* [Challenge]: Only a number is wanted: how many lines in the records below contain "Попрацюйте"?

* [Material shown]:
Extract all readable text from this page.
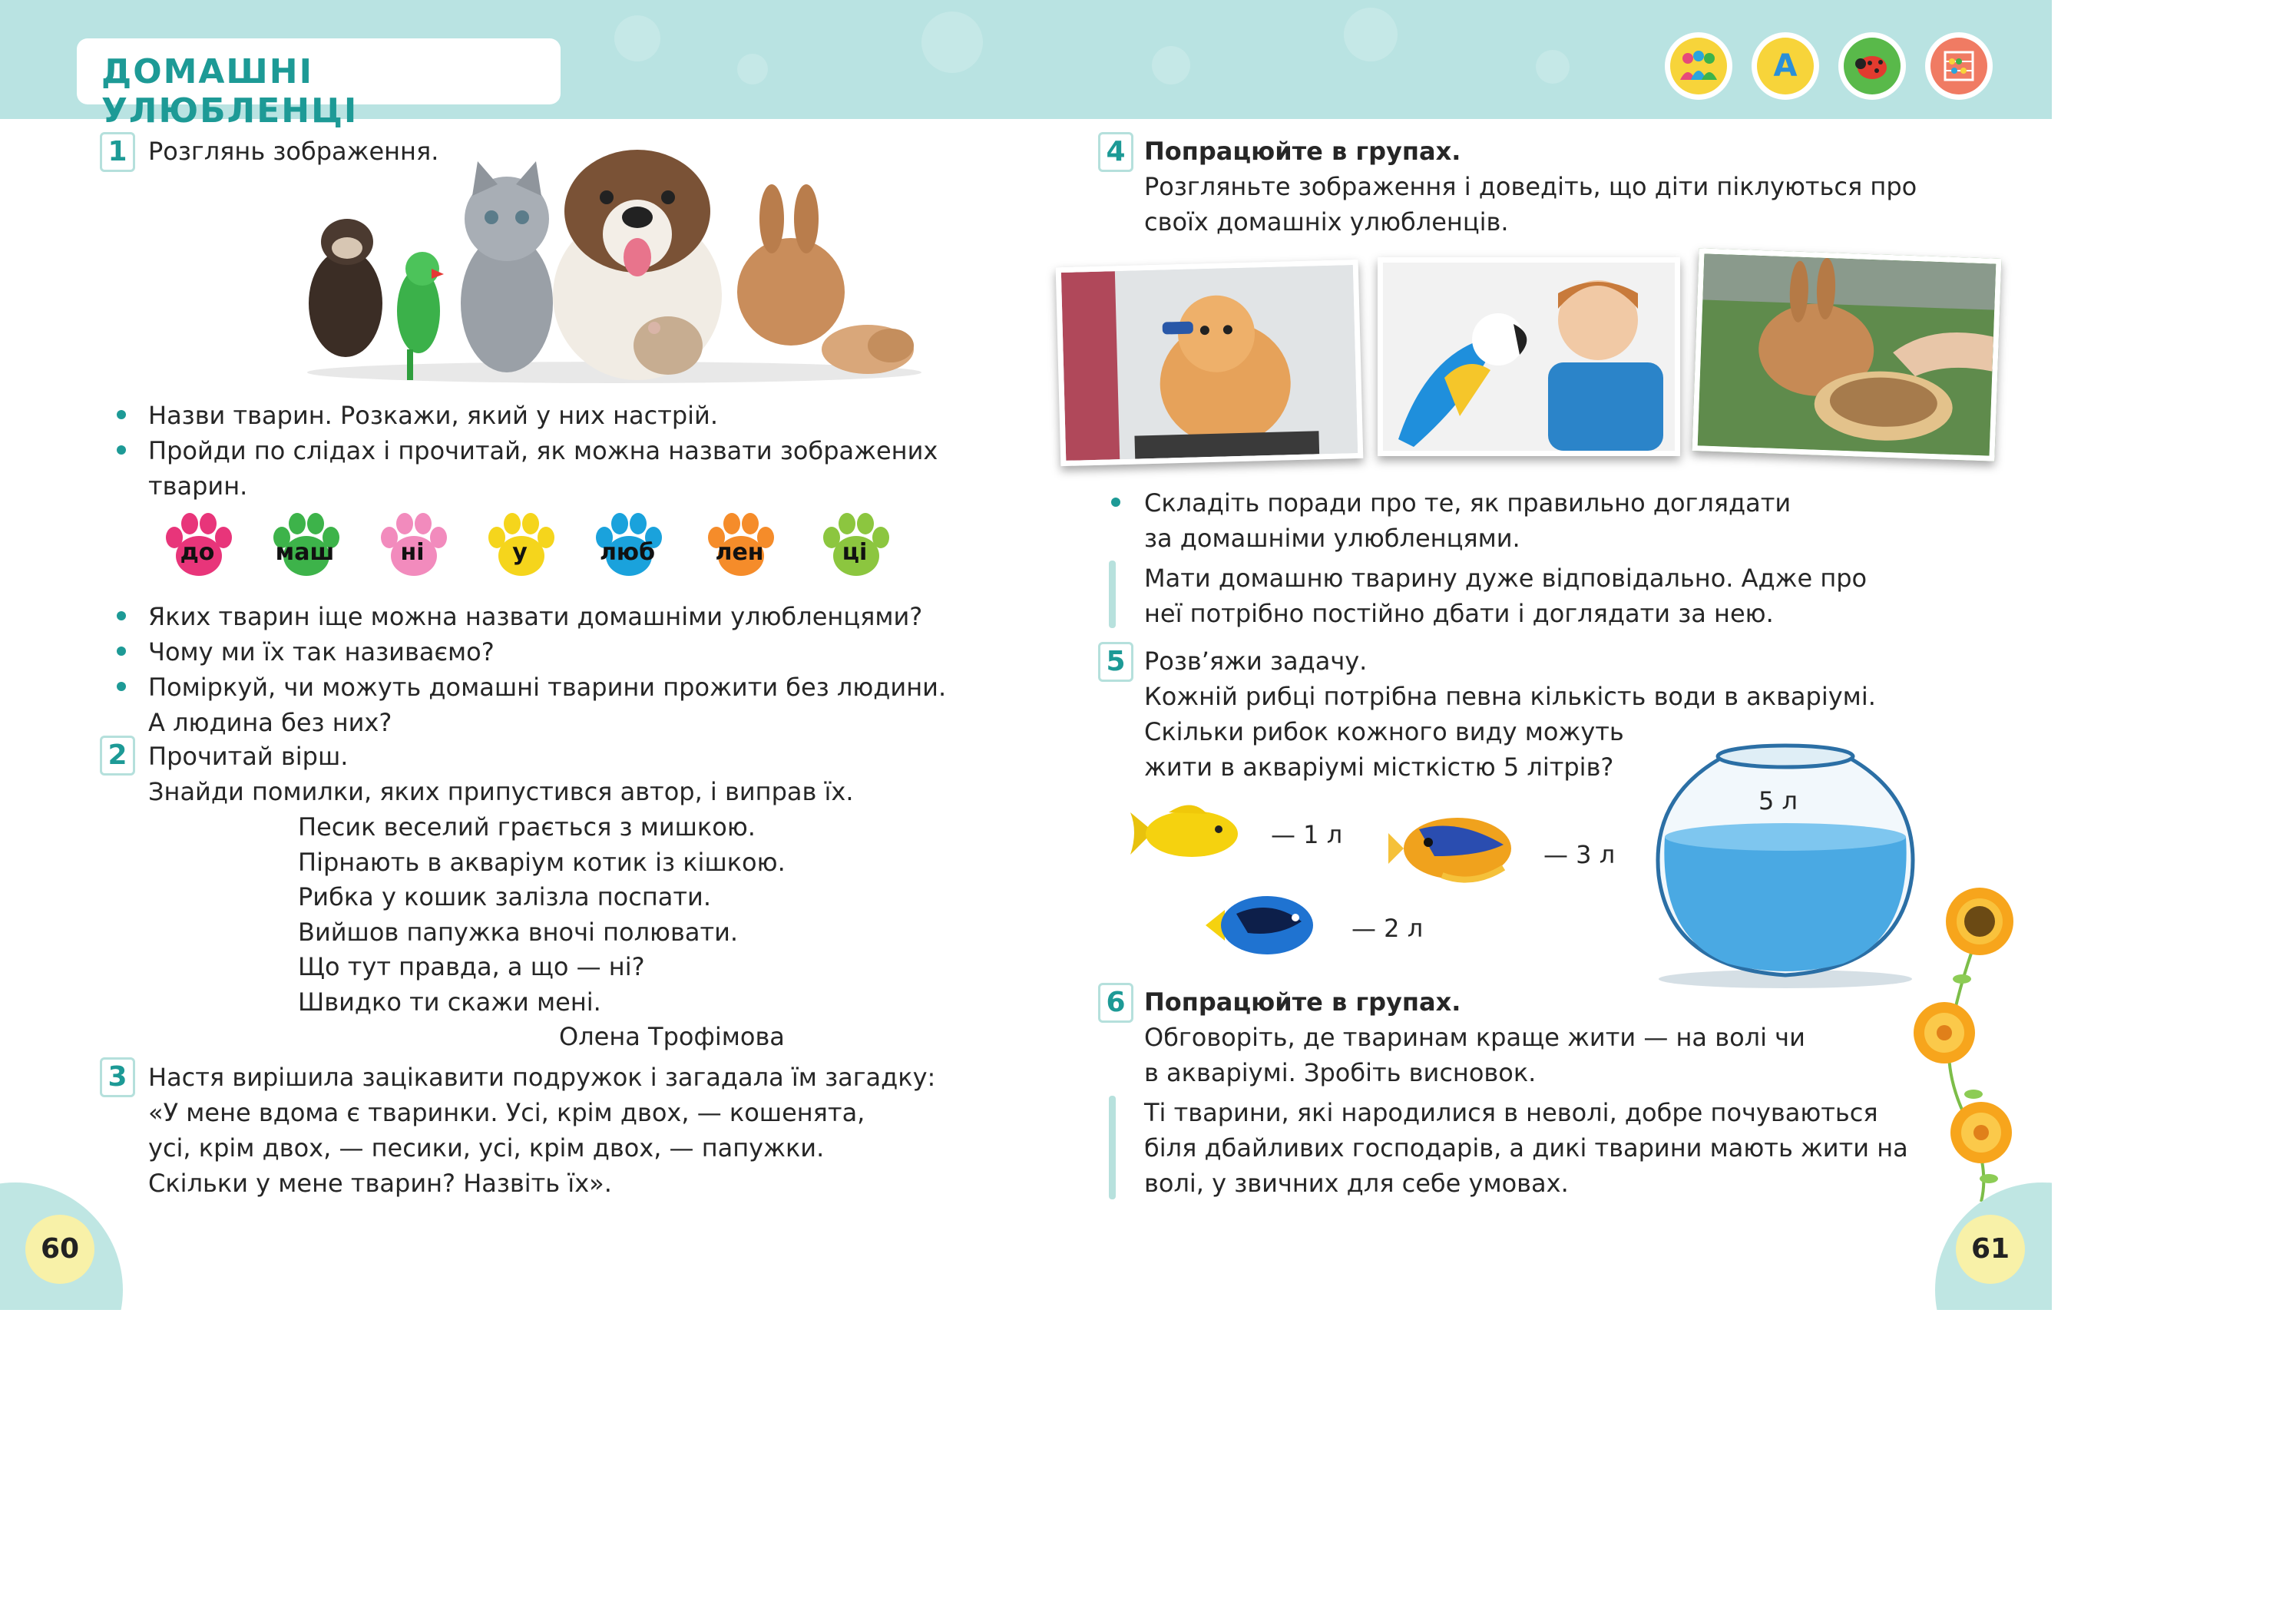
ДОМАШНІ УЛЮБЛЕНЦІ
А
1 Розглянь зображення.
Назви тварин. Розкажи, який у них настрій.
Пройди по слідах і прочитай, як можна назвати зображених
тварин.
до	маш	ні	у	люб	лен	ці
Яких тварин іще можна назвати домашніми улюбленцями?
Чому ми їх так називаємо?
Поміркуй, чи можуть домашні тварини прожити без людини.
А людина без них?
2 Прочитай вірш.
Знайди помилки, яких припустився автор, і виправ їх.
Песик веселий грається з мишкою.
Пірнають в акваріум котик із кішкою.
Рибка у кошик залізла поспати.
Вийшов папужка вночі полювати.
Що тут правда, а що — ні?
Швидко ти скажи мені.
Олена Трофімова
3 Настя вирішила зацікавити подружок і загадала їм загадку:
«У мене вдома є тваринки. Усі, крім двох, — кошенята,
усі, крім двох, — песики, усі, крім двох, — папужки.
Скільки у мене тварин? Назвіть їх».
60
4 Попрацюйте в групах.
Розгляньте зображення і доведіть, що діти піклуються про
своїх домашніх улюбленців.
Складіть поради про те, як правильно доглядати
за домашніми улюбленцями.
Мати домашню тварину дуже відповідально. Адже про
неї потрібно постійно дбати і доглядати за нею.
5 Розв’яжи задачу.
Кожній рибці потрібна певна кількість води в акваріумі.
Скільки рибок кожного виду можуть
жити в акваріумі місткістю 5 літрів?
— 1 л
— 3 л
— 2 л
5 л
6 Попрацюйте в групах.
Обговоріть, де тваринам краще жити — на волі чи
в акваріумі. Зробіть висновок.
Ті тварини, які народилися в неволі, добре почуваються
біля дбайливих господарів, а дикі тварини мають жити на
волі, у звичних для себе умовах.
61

* [Output for this exercise]: 2